*STATED TASK*
What do the lines say from the one containing "Transcribe the text in this document." to the end of the records? Restate them word for word, and only those.

*Data excerpts*
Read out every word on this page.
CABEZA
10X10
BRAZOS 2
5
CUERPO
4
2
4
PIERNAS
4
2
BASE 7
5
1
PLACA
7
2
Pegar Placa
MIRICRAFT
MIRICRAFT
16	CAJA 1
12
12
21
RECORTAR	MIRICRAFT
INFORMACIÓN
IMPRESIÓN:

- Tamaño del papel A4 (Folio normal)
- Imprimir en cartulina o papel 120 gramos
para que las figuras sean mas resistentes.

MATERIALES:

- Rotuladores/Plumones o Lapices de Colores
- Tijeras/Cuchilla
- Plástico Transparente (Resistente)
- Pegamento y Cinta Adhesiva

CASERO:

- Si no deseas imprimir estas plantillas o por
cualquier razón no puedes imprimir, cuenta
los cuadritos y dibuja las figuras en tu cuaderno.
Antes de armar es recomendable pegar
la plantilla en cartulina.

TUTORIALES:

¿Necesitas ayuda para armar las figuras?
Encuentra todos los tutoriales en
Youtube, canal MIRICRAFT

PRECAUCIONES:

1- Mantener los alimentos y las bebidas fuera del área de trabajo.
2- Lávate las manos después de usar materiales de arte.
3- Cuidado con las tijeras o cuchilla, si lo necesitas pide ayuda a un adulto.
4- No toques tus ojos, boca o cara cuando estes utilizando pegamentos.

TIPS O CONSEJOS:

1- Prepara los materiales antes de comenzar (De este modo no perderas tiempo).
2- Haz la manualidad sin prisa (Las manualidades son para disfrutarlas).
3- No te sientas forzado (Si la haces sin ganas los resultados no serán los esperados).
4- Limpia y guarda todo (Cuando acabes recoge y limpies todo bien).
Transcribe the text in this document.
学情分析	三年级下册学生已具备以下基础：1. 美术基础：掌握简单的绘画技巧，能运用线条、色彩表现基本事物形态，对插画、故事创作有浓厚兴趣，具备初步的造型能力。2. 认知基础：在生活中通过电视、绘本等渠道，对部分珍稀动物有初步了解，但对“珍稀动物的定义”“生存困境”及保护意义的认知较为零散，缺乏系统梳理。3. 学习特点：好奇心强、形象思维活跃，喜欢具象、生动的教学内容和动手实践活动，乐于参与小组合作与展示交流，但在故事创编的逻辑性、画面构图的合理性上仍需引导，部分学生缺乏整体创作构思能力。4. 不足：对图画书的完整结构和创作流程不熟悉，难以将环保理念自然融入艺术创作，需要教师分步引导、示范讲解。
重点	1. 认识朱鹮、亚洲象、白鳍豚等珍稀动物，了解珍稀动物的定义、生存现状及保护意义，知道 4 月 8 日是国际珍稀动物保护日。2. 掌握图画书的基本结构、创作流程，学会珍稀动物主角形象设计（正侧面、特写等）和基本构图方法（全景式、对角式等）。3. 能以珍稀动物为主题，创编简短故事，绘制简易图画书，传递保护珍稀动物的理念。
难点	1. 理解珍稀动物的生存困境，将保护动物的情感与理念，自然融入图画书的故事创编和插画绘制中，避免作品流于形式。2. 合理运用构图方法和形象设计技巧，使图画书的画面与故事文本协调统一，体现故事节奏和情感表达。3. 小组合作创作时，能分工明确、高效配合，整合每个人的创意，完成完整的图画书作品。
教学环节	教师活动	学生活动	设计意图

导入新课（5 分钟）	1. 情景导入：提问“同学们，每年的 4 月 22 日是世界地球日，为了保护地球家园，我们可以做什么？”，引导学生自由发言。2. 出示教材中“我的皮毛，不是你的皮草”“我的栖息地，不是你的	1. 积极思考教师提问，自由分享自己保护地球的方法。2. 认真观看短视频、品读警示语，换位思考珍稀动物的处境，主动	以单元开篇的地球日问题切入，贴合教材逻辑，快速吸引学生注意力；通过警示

*SOLVED EXERCISE*
Transcribe the text in this document.
学情分析	三年级下册学生已具备以下基础：1. 美术基础：掌握简单的绘画技巧，能运用线条、色彩表现基本事物形态，对插画、故事创作有浓厚兴趣，具备初步的造型能力。2. 认知基础：在生活中通过电视、绘本等渠道，对部分珍稀动物有初步了解，但对“珍稀动物的定义”“生存困境”及保护意义的认知较为零散，缺乏系统梳理。3. 学习特点：好奇心强、形象思维活跃，喜欢具象、生动的教学内容和动手实践活动，乐于参与小组合作与展示交流，但在故事创编的逻辑性、画面构图的合理性上仍需引导，部分学生缺乏整体创作构思能力。4. 不足：对图画书的完整结构和创作流程不熟悉，难以将环保理念自然融入艺术创作，需要教师分步引导、示范讲解。
重点	1. 认识朱鹮、亚洲象、白鳍豚等珍稀动物，了解珍稀动物的定义、生存现状及保护意义，知道 4 月 8 日是国际珍稀动物保护日。2. 掌握图画书的基本结构、创作流程，学会珍稀动物主角形象设计（正侧面、特写等）和基本构图方法（全景式、对角式等）。3. 能以珍稀动物为主题，创编简短故事，绘制简易图画书，传递保护珍稀动物的理念。
难点	1. 理解珍稀动物的生存困境，将保护动物的情感与理念，自然融入图画书的故事创编和插画绘制中，避免作品流于形式。2. 合理运用构图方法和形象设计技巧，使图画书的画面与故事文本协调统一，体现故事节奏和情感表达。3. 小组合作创作时，能分工明确、高效配合，整合每个人的创意，完成完整的图画书作品。
教学环节	教师活动	学生活动	设计意图

导入新课（5 分钟）	1. 情景导入：提问“同学们，每年的 4 月 22 日是世界地球日，为了保护地球家园，我们可以做什么？”，引导学生自由发言。2. 出示教材中“我的皮毛，不是你的皮草”“我的栖息地，不是你的	1. 积极思考教师提问，自由分享自己保护地球的方法。2. 认真观看短视频、品读警示语，换位思考珍稀动物的处境，主动	以单元开篇的地球日问题切入，贴合教材逻辑，快速吸引学生注意力；通过警示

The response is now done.